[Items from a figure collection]

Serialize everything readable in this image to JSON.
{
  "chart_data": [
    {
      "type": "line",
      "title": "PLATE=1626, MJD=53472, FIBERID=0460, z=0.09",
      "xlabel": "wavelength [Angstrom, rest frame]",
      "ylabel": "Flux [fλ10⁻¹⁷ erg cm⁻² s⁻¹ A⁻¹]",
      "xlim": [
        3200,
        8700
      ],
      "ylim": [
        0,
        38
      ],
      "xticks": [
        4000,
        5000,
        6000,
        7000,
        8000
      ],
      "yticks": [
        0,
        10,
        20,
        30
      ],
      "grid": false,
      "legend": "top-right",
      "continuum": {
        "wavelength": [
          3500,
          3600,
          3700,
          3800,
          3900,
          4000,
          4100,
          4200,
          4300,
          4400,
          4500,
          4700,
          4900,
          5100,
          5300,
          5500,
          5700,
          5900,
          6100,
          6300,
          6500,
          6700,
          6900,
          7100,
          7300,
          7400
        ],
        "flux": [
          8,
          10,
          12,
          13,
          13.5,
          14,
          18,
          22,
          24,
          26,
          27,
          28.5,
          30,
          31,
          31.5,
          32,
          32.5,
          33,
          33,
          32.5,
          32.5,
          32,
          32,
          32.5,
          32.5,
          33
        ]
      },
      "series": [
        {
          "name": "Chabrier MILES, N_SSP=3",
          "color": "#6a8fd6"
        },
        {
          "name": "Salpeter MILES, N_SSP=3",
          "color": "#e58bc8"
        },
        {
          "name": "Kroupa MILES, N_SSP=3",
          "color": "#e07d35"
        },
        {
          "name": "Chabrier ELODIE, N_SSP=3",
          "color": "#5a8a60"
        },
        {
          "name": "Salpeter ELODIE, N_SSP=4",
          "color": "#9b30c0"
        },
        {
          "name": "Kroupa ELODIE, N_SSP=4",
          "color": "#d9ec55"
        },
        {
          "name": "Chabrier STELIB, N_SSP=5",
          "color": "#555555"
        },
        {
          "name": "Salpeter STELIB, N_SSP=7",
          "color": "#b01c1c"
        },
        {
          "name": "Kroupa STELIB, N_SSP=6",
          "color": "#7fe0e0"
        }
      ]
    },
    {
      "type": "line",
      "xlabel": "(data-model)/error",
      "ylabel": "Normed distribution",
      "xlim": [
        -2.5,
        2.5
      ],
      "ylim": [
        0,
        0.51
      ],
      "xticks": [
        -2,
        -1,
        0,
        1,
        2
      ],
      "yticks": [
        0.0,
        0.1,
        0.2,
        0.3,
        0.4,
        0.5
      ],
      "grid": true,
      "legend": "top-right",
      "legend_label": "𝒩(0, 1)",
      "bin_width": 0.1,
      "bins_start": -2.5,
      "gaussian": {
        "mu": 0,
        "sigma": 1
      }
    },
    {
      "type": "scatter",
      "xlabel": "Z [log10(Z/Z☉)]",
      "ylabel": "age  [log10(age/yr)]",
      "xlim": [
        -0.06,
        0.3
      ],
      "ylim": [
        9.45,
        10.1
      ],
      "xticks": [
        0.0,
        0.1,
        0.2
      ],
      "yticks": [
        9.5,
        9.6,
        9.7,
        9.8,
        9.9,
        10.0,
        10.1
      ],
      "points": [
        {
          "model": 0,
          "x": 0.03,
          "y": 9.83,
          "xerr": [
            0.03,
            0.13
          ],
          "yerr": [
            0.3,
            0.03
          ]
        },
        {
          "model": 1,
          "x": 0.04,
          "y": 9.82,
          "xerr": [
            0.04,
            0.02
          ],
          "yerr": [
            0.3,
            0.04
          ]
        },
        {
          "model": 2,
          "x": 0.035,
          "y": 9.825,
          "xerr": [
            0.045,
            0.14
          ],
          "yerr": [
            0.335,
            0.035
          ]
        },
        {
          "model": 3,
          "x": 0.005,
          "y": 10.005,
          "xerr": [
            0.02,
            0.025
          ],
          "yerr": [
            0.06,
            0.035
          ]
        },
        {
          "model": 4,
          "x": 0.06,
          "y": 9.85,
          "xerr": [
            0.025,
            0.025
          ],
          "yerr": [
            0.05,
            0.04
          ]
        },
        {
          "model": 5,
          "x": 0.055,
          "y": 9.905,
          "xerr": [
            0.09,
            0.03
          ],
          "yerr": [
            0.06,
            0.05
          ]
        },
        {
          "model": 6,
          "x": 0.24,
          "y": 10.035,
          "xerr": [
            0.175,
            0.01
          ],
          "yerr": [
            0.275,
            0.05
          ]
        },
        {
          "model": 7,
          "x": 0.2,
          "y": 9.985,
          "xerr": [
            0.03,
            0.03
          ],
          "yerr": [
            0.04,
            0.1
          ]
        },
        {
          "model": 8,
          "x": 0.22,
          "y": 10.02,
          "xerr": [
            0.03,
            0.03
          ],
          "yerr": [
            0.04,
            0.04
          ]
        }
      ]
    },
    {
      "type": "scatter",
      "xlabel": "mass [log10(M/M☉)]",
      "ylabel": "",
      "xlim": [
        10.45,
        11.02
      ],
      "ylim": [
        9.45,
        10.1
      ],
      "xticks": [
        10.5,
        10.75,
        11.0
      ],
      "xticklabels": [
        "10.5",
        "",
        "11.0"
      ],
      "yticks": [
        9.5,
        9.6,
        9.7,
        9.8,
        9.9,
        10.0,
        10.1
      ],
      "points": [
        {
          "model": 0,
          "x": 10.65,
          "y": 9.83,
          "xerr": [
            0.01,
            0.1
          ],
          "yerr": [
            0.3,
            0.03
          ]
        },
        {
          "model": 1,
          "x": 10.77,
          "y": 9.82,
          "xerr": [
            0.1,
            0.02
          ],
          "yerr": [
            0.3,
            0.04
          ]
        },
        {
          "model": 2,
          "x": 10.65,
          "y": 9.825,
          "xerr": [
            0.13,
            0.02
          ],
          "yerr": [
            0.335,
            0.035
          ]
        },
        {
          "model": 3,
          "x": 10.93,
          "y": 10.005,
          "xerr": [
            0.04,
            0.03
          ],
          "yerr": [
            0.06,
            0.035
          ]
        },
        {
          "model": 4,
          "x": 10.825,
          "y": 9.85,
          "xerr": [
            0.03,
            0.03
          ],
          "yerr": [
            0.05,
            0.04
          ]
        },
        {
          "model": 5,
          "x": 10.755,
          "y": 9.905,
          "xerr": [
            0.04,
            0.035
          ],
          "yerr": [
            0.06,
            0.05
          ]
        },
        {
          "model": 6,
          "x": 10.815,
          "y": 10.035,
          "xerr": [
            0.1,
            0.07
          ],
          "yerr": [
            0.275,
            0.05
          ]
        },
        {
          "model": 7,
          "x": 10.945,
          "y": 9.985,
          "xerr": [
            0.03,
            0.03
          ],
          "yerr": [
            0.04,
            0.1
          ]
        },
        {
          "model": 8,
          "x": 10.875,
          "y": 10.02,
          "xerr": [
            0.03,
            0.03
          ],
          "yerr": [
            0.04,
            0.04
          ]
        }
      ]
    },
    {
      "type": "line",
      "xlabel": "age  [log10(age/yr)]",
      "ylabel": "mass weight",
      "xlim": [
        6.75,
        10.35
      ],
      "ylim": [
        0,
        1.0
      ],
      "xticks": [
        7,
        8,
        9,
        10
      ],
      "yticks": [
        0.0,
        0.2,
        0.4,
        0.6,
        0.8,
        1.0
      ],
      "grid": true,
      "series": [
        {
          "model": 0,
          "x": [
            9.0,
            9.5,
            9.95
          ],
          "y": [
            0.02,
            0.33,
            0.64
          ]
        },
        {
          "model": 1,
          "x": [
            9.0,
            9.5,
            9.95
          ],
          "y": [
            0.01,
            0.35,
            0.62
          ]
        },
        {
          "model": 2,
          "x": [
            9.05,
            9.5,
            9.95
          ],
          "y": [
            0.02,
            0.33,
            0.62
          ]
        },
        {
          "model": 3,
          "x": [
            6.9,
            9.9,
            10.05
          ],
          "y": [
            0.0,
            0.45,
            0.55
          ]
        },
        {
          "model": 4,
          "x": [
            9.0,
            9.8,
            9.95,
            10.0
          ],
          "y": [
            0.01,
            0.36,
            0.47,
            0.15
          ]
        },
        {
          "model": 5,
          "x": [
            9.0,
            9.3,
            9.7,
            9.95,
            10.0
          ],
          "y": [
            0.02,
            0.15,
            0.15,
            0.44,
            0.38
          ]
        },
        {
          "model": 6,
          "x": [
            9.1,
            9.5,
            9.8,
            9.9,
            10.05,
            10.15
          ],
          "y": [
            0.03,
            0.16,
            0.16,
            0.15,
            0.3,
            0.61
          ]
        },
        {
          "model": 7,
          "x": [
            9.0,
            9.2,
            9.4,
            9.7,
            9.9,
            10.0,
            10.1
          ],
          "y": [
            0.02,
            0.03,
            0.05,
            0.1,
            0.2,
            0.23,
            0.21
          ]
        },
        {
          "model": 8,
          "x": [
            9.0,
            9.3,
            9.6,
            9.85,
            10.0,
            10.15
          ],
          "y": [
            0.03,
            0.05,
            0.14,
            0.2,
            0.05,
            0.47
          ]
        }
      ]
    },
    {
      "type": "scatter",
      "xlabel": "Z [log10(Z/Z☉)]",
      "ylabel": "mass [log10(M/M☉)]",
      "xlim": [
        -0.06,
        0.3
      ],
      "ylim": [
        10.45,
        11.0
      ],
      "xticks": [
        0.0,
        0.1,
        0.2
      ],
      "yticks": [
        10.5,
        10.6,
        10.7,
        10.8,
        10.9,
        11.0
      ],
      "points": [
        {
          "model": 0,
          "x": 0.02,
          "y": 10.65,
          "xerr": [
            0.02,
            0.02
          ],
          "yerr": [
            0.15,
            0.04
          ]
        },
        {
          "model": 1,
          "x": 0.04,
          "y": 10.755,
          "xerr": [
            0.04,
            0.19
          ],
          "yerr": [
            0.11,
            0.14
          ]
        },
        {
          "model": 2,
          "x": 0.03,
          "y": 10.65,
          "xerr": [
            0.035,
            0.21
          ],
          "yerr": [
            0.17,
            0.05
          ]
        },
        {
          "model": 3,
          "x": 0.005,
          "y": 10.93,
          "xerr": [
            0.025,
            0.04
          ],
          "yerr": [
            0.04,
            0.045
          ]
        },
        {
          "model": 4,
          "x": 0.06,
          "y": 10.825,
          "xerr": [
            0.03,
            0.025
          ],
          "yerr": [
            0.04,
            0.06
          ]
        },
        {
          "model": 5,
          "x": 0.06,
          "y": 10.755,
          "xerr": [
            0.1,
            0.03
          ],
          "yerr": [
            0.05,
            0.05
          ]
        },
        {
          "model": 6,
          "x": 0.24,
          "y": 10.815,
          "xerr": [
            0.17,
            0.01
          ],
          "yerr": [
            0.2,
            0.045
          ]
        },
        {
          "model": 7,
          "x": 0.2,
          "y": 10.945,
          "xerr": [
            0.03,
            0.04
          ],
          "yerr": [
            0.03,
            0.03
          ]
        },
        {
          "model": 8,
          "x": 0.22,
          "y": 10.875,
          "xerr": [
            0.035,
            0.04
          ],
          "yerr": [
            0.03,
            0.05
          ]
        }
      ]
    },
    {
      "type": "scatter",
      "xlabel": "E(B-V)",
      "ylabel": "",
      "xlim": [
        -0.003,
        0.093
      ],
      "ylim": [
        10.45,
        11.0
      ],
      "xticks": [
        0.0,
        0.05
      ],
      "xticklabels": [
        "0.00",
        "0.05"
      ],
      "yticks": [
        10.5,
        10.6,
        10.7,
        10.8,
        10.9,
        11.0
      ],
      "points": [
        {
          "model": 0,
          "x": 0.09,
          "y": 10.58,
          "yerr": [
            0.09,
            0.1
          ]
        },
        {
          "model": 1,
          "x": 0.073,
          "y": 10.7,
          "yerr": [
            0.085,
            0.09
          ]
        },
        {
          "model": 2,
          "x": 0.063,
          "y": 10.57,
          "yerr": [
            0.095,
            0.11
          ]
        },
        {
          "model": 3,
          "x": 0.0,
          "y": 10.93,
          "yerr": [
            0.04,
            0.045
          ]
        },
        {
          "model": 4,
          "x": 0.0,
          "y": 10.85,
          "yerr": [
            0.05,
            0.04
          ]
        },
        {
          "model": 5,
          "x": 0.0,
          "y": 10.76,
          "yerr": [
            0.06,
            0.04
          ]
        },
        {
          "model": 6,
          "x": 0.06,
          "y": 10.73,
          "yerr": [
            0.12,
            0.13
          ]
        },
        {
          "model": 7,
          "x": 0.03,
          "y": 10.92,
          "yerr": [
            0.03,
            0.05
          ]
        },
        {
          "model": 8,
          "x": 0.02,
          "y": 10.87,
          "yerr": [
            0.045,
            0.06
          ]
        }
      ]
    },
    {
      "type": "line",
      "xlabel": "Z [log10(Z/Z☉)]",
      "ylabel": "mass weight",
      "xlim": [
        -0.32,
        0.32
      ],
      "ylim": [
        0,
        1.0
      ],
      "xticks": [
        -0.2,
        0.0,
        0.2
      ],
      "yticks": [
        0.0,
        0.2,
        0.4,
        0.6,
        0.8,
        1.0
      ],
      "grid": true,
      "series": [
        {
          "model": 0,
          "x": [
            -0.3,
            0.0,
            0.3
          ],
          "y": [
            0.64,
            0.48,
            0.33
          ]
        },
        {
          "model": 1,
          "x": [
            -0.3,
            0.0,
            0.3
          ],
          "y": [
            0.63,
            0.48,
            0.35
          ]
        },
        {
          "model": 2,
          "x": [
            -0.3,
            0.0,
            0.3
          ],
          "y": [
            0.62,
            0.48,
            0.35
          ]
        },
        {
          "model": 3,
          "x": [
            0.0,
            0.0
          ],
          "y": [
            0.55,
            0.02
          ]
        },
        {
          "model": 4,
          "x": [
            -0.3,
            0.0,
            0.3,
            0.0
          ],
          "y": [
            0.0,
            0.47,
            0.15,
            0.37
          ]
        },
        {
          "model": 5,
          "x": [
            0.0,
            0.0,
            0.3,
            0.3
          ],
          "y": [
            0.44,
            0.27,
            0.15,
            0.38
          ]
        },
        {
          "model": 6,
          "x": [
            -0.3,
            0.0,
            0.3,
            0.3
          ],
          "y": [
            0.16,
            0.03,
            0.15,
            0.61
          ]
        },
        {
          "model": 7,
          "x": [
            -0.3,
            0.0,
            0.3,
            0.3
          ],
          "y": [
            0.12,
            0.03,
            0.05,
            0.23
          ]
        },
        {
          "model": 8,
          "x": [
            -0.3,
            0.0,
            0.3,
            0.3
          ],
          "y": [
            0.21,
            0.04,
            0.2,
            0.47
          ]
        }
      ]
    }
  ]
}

**TASK TO CARRY OUT:** Show, from the material above, each line that includes the string "MILES".

**SOLUTION FOR THIS PROBLEM:**
          "name": "Chabrier MILES, N_SSP=3",
          "name": "Salpeter MILES, N_SSP=3",
          "name": "Kroupa MILES, N_SSP=3",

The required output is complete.